** Begin DATA SHOWN **
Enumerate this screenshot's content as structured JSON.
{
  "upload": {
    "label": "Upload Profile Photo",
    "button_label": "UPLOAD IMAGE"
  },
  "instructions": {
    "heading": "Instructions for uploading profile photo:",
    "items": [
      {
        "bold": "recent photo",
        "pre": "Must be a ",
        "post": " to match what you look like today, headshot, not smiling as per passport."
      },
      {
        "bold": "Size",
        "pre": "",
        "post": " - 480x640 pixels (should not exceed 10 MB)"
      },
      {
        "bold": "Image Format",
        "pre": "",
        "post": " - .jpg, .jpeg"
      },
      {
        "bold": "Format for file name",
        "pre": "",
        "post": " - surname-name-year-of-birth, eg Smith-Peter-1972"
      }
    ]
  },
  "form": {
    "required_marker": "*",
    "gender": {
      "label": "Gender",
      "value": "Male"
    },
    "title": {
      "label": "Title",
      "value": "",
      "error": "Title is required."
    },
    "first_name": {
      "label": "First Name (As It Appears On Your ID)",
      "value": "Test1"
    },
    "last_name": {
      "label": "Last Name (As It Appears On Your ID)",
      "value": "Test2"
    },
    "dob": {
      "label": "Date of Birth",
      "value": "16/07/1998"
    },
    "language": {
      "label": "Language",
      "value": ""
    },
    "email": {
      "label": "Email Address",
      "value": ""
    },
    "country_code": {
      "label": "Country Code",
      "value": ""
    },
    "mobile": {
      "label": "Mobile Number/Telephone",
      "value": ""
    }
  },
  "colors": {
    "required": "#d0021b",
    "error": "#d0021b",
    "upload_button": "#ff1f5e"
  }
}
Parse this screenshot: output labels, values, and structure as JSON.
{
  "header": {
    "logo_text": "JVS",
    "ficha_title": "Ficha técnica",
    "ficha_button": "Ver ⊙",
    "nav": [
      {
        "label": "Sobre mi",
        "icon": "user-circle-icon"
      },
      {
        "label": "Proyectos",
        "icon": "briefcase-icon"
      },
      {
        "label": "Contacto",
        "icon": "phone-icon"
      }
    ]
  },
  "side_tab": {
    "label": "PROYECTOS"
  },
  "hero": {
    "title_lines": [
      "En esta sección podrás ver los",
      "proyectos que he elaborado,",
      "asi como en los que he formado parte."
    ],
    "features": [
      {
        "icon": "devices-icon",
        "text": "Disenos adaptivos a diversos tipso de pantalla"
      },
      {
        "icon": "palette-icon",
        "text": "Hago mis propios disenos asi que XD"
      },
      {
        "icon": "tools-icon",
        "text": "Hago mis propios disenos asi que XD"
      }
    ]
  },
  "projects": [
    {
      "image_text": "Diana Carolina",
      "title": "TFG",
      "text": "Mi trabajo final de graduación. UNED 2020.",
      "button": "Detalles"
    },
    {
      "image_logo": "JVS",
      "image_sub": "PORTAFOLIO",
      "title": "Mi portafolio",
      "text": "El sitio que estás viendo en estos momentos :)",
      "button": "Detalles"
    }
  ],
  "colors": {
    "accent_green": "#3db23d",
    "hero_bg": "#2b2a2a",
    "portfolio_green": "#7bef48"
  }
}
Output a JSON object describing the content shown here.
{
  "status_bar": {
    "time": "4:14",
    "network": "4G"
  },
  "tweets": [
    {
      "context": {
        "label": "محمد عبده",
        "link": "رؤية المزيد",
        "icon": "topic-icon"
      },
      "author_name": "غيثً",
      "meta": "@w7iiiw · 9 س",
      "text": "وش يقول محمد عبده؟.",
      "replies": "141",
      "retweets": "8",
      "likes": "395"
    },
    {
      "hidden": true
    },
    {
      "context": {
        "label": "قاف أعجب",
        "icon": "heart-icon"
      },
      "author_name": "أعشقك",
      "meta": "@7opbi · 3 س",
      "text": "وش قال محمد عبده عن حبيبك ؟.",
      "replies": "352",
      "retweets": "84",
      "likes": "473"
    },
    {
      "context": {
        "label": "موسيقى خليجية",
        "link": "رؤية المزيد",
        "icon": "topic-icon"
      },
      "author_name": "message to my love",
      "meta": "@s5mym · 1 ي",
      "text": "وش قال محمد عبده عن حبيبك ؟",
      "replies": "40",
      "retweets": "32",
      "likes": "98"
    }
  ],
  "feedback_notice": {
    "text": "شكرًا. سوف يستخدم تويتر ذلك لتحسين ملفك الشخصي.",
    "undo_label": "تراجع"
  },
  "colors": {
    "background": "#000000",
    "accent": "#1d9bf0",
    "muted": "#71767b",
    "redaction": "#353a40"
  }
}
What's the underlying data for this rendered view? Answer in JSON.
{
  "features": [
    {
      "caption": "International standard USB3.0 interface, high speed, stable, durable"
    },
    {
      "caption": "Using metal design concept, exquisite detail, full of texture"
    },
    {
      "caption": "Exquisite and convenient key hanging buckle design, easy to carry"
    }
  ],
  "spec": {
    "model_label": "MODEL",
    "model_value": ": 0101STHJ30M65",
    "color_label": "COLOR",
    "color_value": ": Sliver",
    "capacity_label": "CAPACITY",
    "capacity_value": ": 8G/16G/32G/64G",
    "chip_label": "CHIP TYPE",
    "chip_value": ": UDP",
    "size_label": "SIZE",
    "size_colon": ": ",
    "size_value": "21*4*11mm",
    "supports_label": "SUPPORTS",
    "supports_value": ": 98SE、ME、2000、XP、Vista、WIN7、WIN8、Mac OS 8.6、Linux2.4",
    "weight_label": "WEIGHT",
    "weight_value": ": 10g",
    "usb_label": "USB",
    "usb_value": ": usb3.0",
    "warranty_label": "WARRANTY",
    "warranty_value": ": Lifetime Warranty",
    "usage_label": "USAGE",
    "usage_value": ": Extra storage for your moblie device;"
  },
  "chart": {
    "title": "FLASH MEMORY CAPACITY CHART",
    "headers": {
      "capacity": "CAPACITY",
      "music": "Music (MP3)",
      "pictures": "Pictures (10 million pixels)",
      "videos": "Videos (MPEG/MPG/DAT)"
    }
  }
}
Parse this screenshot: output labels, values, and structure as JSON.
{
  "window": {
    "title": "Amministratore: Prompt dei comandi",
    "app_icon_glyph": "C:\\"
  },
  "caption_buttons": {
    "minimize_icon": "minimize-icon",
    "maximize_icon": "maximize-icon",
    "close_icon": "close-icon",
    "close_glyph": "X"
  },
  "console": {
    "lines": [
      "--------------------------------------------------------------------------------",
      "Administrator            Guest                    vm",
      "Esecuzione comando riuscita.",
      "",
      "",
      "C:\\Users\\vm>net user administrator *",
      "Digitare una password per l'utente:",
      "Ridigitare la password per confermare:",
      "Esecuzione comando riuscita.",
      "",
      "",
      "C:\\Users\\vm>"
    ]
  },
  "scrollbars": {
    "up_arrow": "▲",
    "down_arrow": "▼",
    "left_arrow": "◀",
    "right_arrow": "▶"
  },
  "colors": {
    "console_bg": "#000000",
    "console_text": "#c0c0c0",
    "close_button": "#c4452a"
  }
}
** End DATA SHOWN **
**TASK DIRECTIONS**
What is the number of lines that hold the string "post"? Give it alone.

**EXERCISE SOLUTION**
4